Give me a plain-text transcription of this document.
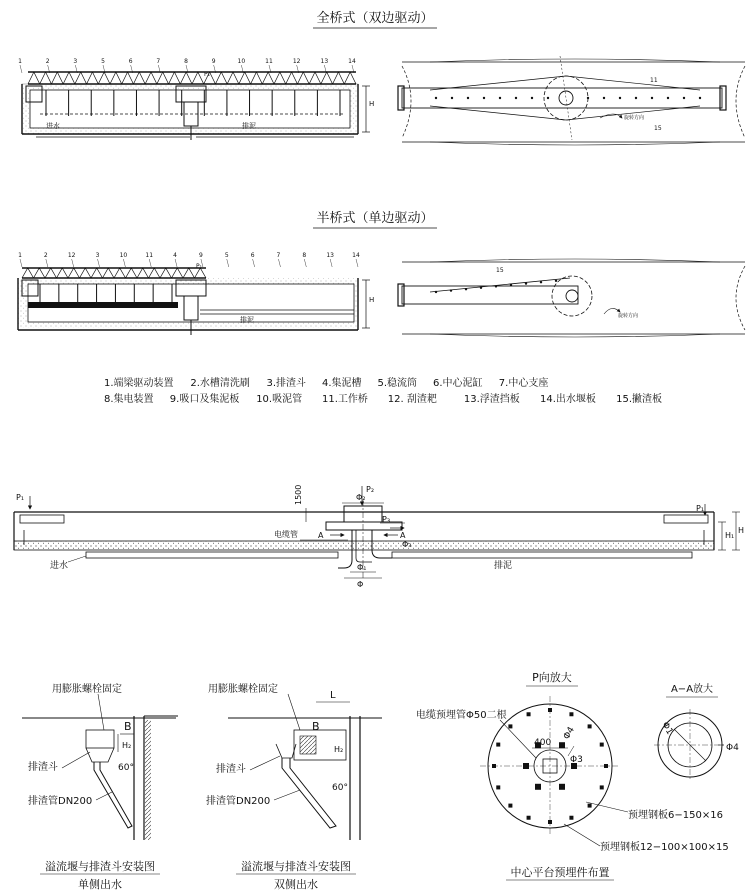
全桥式（双边驱动）
1	2	3	5	6	7	8	9	10	11	12	13	14
进水	排泥
H
P₁
11
15
旋转方向
半桥式（单边驱动）
1	2	12	3	10	11	4	9	5	6	7	8	13	14
排泥
H
P₁
15
旋转方向
1.端梁驱动装置 2.水槽清洗刷 3.排渣斗 4.集泥槽 5.稳流筒 6.中心泥缸 7.中心支座
8.集电装置 9.吸口及集泥板 10.吸泥管 11.工作桥 12. 刮渣耙	13.浮渣挡板 14.出水堰板 15.撇渣板
1500	P₂
Φ₂
P₃
A	A
Φ₃
电缆管
Φ₁
Φ
进水	排泥
P₁
P₁
H₁
H
用膨胀螺栓固定
B
H₂
60°
排渣斗
排渣管DN200
溢流堰与排渣斗安装图
单侧出水
L
用膨胀螺栓固定
B
H₂
60°
排渣斗
排渣管DN200
溢流堰与排渣斗安装图
双侧出水
P向放大
400
Φ4
Φ3
电缆预埋管Φ50二根
预埋钢板6−150×16
预埋钢板12−100×100×15
中心平台预埋件布置
A−A放大
Φ1
Φ4
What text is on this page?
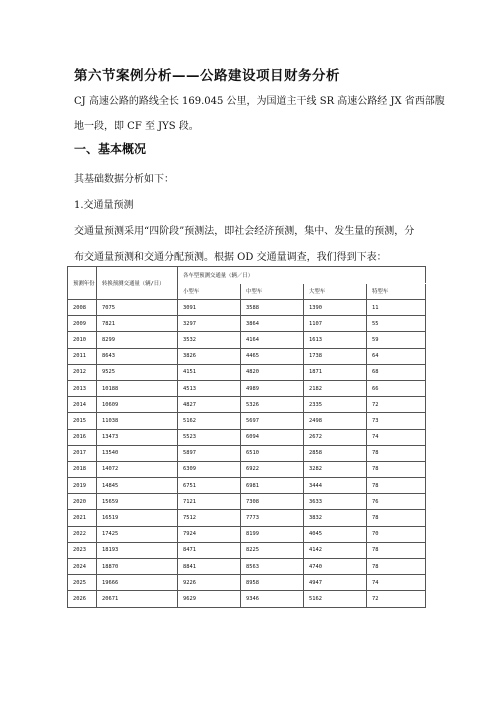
第六节案例分析——公路建设项目财务分析
CJ 高速公路的路线全长 169.045 公里，为国道主干线 SR 高速公路经 JX 省西部腹
地一段，即 CF 至 JYS 段。
一、基本概况
其基础数据分析如下：
1.交通量预测
交通量预测采用“四阶段”预测法，即社会经济预测，集中、发生量的预测，分
布交通量预测和交通分配预测。根据 OD 交通量调查，我们得到下表：
预测年份	转换预测交通量（辆/日）	各车型预测交通量（辆／日）			
		小型车	中型车	大型车	特型车
2008	7075	3091	3588	1390	11
2009	7821	3297	3864	1107	55
2010	8299	3532	4164	1613	59
2011	8643	3826	4465	1738	64
2012	9525	4151	4820	1871	68
2013	10188	4513	4989	2182	66
2014	10609	4827	5326	2335	72
2015	11038	5162	5697	2498	73
2016	13473	5523	6094	2672	74
2017	13540	5897	6510	2858	78
2018	14072	6309	6922	3282	78
2019	14845	6751	6981	3444	78
2020	15659	7121	7308	3633	76
2021	16519	7512	7773	3832	78
2022	17425	7924	8199	4045	70
2023	18193	8471	8225	4142	78
2024	18870	8841	8563	4740	78
2025	19666	9226	8958	4947	74
2026	20671	9629	9346	5162	72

--------------------------------

#### Task to carry out
Transcribe the listing in full. Omit the pictures and keep every line exact.

#### Solution
Give me a plain-text transcription of this document.
全桥式（双边驱动）
1	2	3	5	6	7	8	9	10	11	12	13	14
进水	排泥
H
P₁
11
15
旋转方向
半桥式（单边驱动）
1	2	12	3	10	11	4	9	5	6	7	8	13	14
排泥
H
P₁
15
旋转方向
1.端梁驱动装置 2.水槽清洗刷 3.排渣斗 4.集泥槽 5.稳流筒 6.中心泥缸 7.中心支座
8.集电装置 9.吸口及集泥板 10.吸泥管 11.工作桥 12. 刮渣耙	13.浮渣挡板 14.出水堰板 15.撇渣板
1500	P₂
Φ₂
P₃
A	A
Φ₃
电缆管
Φ₁
Φ
进水	排泥
P₁
P₁
H₁
H
用膨胀螺栓固定
B
H₂
60°
排渣斗
排渣管DN200
溢流堰与排渣斗安装图
单侧出水
L
用膨胀螺栓固定
B
H₂
60°
排渣斗
排渣管DN200
溢流堰与排渣斗安装图
双侧出水
P向放大
400
Φ4
Φ3
电缆预埋管Φ50二根
预埋钢板6−150×16
预埋钢板12−100×100×15
中心平台预埋件布置
A−A放大
Φ1
Φ4
What text is on this page?
第六节案例分析——公路建设项目财务分析
CJ 高速公路的路线全长 169.045 公里，为国道主干线 SR 高速公路经 JX 省西部腹
地一段，即 CF 至 JYS 段。
一、基本概况
其基础数据分析如下：
1.交通量预测
交通量预测采用“四阶段”预测法，即社会经济预测，集中、发生量的预测，分
布交通量预测和交通分配预测。根据 OD 交通量调查，我们得到下表：
预测年份	转换预测交通量（辆/日）	各车型预测交通量（辆／日）			
		小型车	中型车	大型车	特型车
2008	7075	3091	3588	1390	11
2009	7821	3297	3864	1107	55
2010	8299	3532	4164	1613	59
2011	8643	3826	4465	1738	64
2012	9525	4151	4820	1871	68
2013	10188	4513	4989	2182	66
2014	10609	4827	5326	2335	72
2015	11038	5162	5697	2498	73
2016	13473	5523	6094	2672	74
2017	13540	5897	6510	2858	78
2018	14072	6309	6922	3282	78
2019	14845	6751	6981	3444	78
2020	15659	7121	7308	3633	76
2021	16519	7512	7773	3832	78
2022	17425	7924	8199	4045	70
2023	18193	8471	8225	4142	78
2024	18870	8841	8563	4740	78
2025	19666	9226	8958	4947	74
2026	20671	9629	9346	5162	72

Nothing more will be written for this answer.